>> BEGIN INPUT RECORDS

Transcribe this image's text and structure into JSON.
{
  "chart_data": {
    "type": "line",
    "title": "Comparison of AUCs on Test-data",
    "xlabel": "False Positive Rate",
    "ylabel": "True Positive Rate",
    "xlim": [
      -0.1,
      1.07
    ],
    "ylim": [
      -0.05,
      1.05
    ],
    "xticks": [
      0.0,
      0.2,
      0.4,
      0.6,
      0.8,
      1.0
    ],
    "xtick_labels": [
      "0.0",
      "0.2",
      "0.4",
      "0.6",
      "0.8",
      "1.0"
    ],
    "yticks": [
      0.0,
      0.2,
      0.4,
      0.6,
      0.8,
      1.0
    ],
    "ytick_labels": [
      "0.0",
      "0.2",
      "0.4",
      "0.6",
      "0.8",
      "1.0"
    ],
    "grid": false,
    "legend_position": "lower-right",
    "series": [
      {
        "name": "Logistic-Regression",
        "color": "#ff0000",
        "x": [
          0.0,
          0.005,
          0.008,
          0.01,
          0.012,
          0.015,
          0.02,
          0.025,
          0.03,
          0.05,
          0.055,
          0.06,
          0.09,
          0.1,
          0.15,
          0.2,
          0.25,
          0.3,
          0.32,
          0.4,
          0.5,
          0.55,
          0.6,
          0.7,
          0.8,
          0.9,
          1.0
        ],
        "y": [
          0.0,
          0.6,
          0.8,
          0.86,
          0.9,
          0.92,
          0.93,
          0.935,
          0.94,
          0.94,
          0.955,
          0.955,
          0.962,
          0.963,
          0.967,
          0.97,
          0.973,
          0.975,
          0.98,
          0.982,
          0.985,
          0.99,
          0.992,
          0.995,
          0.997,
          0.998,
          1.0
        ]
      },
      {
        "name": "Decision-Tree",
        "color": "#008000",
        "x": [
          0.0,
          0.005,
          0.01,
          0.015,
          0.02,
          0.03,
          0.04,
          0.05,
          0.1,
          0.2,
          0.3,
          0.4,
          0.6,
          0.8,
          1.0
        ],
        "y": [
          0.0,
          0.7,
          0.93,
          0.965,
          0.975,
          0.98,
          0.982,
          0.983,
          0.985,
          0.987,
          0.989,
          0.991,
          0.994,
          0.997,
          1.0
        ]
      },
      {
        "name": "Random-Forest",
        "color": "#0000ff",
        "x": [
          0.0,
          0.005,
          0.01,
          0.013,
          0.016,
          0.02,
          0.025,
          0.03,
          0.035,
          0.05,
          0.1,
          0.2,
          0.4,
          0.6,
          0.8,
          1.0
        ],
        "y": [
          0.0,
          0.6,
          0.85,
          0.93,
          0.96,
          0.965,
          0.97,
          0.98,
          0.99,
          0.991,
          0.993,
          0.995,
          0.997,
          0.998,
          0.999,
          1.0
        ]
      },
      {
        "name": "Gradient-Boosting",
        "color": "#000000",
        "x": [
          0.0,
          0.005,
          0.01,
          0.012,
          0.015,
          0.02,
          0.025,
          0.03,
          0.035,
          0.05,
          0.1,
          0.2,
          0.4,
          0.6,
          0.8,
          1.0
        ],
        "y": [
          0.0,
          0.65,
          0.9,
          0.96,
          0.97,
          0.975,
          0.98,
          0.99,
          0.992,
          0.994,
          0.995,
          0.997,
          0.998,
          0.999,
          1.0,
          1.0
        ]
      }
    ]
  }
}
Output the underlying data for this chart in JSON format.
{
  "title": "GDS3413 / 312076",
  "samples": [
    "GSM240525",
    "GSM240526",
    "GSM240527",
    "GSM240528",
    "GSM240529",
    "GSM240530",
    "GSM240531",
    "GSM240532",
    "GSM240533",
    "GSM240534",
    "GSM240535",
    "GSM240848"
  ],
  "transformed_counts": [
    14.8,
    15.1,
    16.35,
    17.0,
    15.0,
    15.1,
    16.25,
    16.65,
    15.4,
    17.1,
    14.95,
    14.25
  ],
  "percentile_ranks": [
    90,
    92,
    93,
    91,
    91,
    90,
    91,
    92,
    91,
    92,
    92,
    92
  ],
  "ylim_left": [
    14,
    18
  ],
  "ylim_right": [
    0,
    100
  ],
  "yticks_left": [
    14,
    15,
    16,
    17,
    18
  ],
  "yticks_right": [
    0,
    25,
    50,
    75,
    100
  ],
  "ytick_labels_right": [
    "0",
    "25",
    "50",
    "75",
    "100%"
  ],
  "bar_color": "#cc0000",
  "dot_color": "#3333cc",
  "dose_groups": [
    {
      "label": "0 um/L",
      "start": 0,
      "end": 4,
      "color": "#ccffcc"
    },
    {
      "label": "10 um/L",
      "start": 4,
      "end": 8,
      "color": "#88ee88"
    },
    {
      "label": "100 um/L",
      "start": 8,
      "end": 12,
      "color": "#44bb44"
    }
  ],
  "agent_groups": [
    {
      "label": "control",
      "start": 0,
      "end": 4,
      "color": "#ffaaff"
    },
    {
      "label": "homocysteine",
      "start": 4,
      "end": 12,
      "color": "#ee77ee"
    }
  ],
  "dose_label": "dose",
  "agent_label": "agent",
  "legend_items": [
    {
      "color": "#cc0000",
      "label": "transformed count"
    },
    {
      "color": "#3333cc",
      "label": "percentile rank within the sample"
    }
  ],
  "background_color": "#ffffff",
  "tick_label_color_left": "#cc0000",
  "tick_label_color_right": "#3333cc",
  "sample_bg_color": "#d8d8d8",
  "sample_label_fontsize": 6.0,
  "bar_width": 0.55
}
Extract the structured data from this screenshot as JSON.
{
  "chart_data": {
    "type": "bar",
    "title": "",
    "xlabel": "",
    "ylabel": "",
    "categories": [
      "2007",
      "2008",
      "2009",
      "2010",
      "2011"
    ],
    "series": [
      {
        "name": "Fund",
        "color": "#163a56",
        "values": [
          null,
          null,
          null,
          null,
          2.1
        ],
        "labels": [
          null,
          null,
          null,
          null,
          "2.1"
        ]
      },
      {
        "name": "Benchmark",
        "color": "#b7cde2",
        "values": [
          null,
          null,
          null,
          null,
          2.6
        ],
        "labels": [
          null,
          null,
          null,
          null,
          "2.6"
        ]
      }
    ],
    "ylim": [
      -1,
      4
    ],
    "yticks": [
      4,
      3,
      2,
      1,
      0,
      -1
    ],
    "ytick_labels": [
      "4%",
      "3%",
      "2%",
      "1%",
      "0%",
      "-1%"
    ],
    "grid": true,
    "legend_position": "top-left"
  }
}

>> END INPUT RECORDS

REQUIRED TASK:
Find all lines with "name" in them and copy each one.

SOLUTION TO THE EXERCISE:
        "name": "Logistic-Regression",
        "name": "Decision-Tree",
        "name": "Random-Forest",
        "name": "Gradient-Boosting",
        "name": "Fund",
        "name": "Benchmark",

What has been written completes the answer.